Your objective:
Collect all lines from the listing that include the string "совершенствованию".

Available data:
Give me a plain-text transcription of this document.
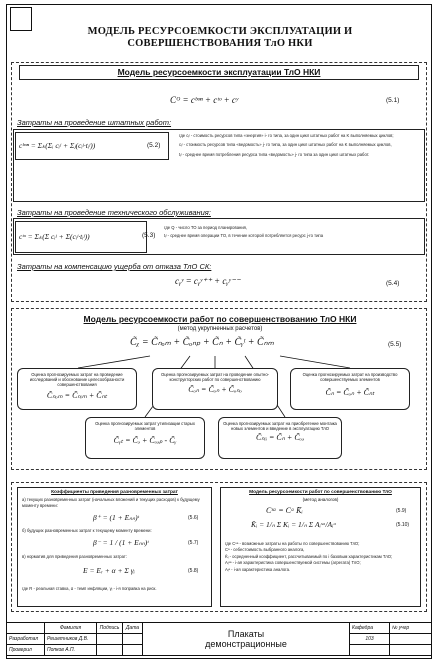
МОДЕЛЬ РЕСУРСОЕМКОСТИ ЭКСПЛУАТАЦИИ И
СОВЕРШЕНСТВОВАНИЯ ТлО НКИ
Модель ресурсоемкости эксплуатации ТлО НКИ
Cᴼ = cᵇᵒⁿ + cᵗᵒ + cʸ	(5.1)
Затраты на проведение штатных работ:
cᵇᵒⁿ = Σₖ(Σᵢ cᵢʲ + Σⱼ(cᵢʲ·tᵢʲ))	(5.2)
где cᵢʲ - стоимость ресурсов типа «энергия» i- го типа, за один цикл штатных работ на K выполняемых циклов;
cᵢʲ - стоимость ресурсов типа «ведомость» j- го типа, за один цикл штатных работ на K выполняемых циклов,
tᵢʲ - среднее время потребления ресурса типа «ведомость» j- го типа за один цикл штатных работ.
Затраты на проведение технического обслуживания:
cᵗᵒ = Σₖ(Σ cᵢʲ + Σ(cᵢʲ·tᵢʲ))	(5.3)
где Q - число ТО за период планирования,
tᵢʲ - среднее время операции ТО, в течение которой потребляется ресурс j-го типа
Затраты на компенсацию ущерба от отказа ТлО СК:
cᵧʸ = cᵧʸ⁺⁺ + cᵧʸ⁻⁻	(5.4)
Модель ресурсоемкости работ по совершенствованию ТлО НКИ
(метод укрупненных расчетов)
C̃ᵪ = C̃ₙₒₘ + C̃ₒₙₚ + C̃ₙ + C̃ᵧᵗ + C̃ₙₘ	(5.5)
Оценка прогнозируемых затрат на проведение исследований и обоснование целесообразности совершенствования
C̃ₙₒₘ = C̃ₙᵢₘ + C̃ₙₜ
Оценка прогнозируемых затрат на проведение опытно-конструкторских работ по совершенствованию
C̃ₒₙ = C̃ₒₙ + C̃ₒₙₒ
Оценка прогнозируемых затрат на производство совершенствуемых элементов
C̃ₙ = C̃ₒₙ + C̃ₙₜ
Оценка прогнозируемых затрат утилизации старых элементов
C̃ᵧₜ = C̃ₔ + C̃ₒₔₚ - C̃ᵧ
Оценка прогнозируемых затрат на приобретение монтажа новых элементов и введение в эксплуатацию ТлО
C̃ₙᵢᵢ = C̃ₙ + C̃ₒₔ
Коэффициенты приведения разновременных затрат
а) текущих разновременных затрат (начальных вложений и текущих расходов) к будущему моменту времени:
β⁺ = (1 + Eₙₙ)ᵗ	(5.6)
б) будущих разновременных затрат к текущему моменту времени:
β⁻ = 1 / (1 + Eₙₙ)ᵗ	(5.7)
в) норматив для приведения разновременных затрат:
E = Eᵣ + α + Σ γᵢ	(5.8)
где R - реальная ставка, α - темп инфляции, γᵢ - i-я поправка на риск.
Модель ресурсоемкости работ по совершенствованию ТлО
(метод аналогов)
Cˢᵃ = Cᵃ K̄ᵢ	(5.9)
K̄ᵢ = 1/ₙ Σ Kᵢ = 1/ₙ Σ Aᵢˢᵃ/Aᵢᵃ	(5.10)
где Cˢᵃ - возможные затраты на работы по совершенствованию ТлО;
Cᵃ - себестоимость выбранного аналога,
K̄ᵢ - осредненный коэффициент, рассчитываемый по i базовым характеристикам ТлО;
Aᵢˢᵃ - i-ая характеристика совершенствуемой системы (агрегата) ТлО;
Aᵢᵃ - i-ая характеристика аналога.
	Фамилия	Подпись	Дата	Плакаты
демонстрационные	Кафедра	№ учгр
Разработал	Решетников Д.В.				103	
Проверил	Попков А.П.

Answer to the exercise:
Модель ресурсоемкости работ по совершенствованию ТлО НКИ
Оценка прогнозируемых затрат на проведение опытно-конструкторских работ по совершенствованию
Модель ресурсоемкости работ по совершенствованию ТлО
где Cˢᵃ - возможные затраты на работы по совершенствованию ТлО;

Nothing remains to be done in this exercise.